### LISTED ENTRIES
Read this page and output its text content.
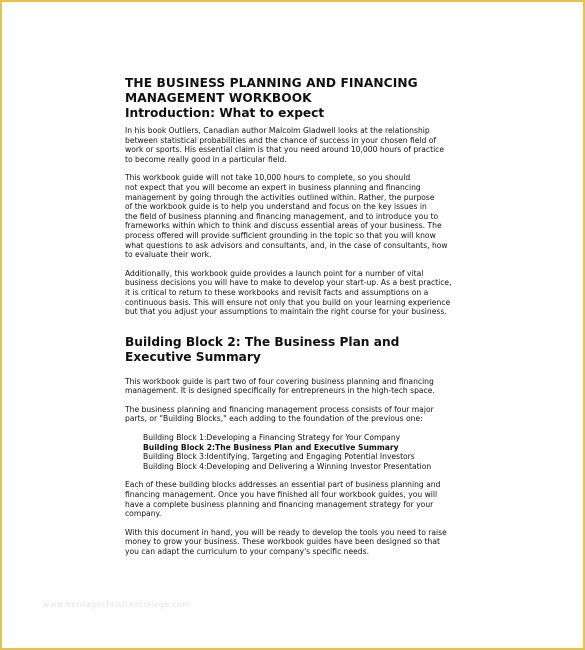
THE BUSINESS PLANNING AND FINANCING
MANAGEMENT WORKBOOK
Introduction: What to expect

In his book Outliers, Canadian author Malcolm Gladwell looks at the relationship

between statistical probabilities and the chance of success in your chosen field of

work or sports. His essential claim is that you need around 10,000 hours of practice

to become really good in a particular field.

This workbook guide will not take 10,000 hours to complete, so you should

not expect that you will become an expert in business planning and financing

management by going through the activities outlined within. Rather, the purpose

of the workbook guide is to help you understand and focus on the key issues in

the field of business planning and financing management, and to introduce you to

frameworks within which to think and discuss essential areas of your business. The

process offered will provide sufficient grounding in the topic so that you will know

what questions to ask advisors and consultants, and, in the case of consultants, how

to evaluate their work.

Additionally, this workbook guide provides a launch point for a number of vital

business decisions you will have to make to develop your start-up. As a best practice,

it is critical to return to these workbooks and revisit facts and assumptions on a

continuous basis. This will ensure not only that you build on your learning experience

but that you adjust your assumptions to maintain the right course for your business.

Building Block 2: The Business Plan and
Executive Summary

This workbook guide is part two of four covering business planning and financing

management. It is designed specifically for entrepreneurs in the high-tech space.

The business planning and financing management process consists of four major

parts, or "Building Blocks," each adding to the foundation of the previous one:

Building Block 1:Developing a Financing Strategy for Your Company
Building Block 2:The Business Plan and Executive Summary
Building Block 3:Identifying, Targeting and Engaging Potential Investors
Building Block 4:Developing and Delivering a Winning Investor Presentation

Each of these building blocks addresses an essential part of business planning and

financing management. Once you have finished all four workbook guides, you will

have a complete business planning and financing management strategy for your

company.

With this document in hand, you will be ready to develop the tools you need to raise

money to grow your business. These workbook guides have been designed so that

you can adapt the curriculum to your company's specific needs.

www.heritagechristiancollege.com
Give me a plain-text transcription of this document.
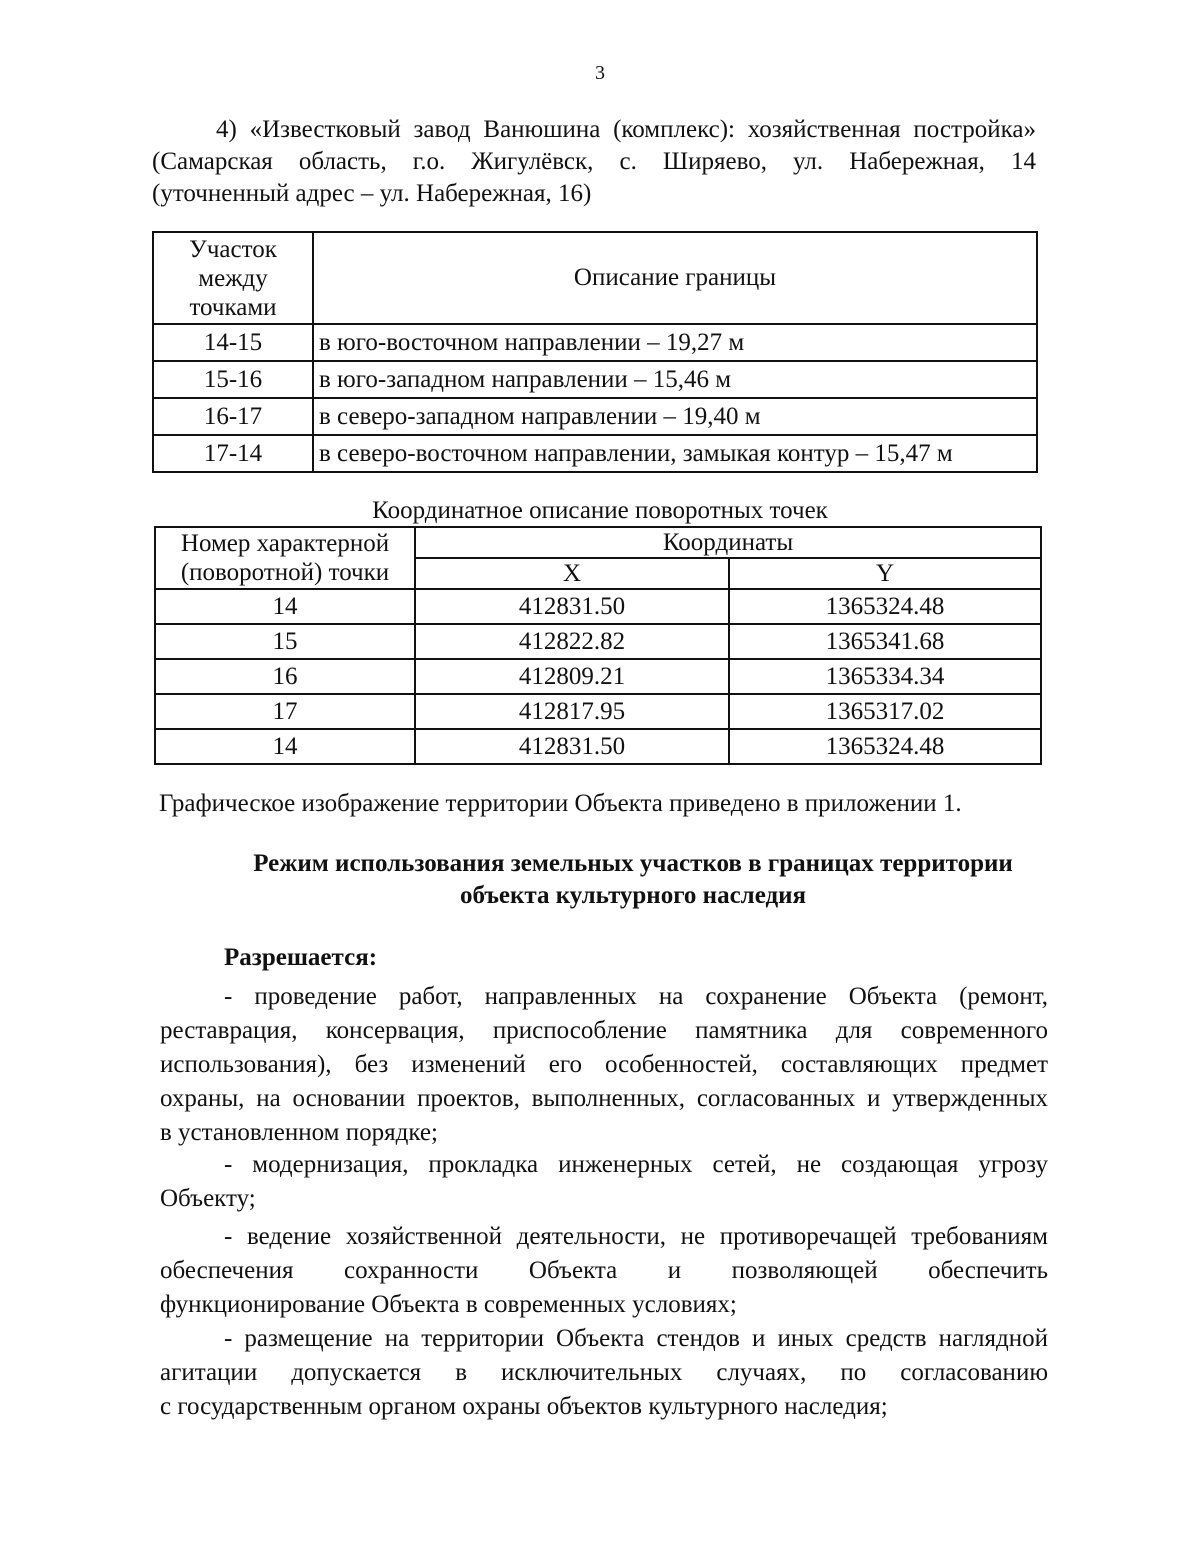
3
4) «Известковый завод Ванюшина (комплекс): хозяйственная постройка»
(Самарская область, г.о. Жигулёвск, с. Ширяево, ул. Набережная, 14
(уточненный адрес – ул. Набережная, 16)
Участок
между
точками	Описание границы
14-15	в юго-восточном направлении – 19,27 м
15-16	в юго-западном направлении – 15,46 м
16-17	в северо-западном направлении – 19,40 м
17-14	в северо-восточном направлении, замыкая контур – 15,47 м
Координатное описание поворотных точек
Номер характерной
(поворотной) точки	Координаты	
	X	Y
14	412831.50	1365324.48
15	412822.82	1365341.68
16	412809.21	1365334.34
17	412817.95	1365317.02
14	412831.50	1365324.48
Графическое изображение территории Объекта приведено в приложении 1.
Режим использования земельных участков в границах территории
объекта культурного наследия
Разрешается:
- проведение работ, направленных на сохранение Объекта (ремонт,
реставрация, консервация, приспособление памятника для современного
использования), без изменений его особенностей, составляющих предмет
охраны, на основании проектов, выполненных, согласованных и утвержденных
в установленном порядке;
- модернизация, прокладка инженерных сетей, не создающая угрозу
Объекту;
- ведение хозяйственной деятельности, не противоречащей требованиям
обеспечения сохранности Объекта и позволяющей обеспечить
функционирование Объекта в современных условиях;
- размещение на территории Объекта стендов и иных средств наглядной
агитации допускается в исключительных случаях, по согласованию
с государственным органом охраны объектов культурного наследия;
######
■ EXERCISE GOAL
From the records above, how many lines include the word "hours"? Only the number is wanted.

■ FULL SOLUTION
2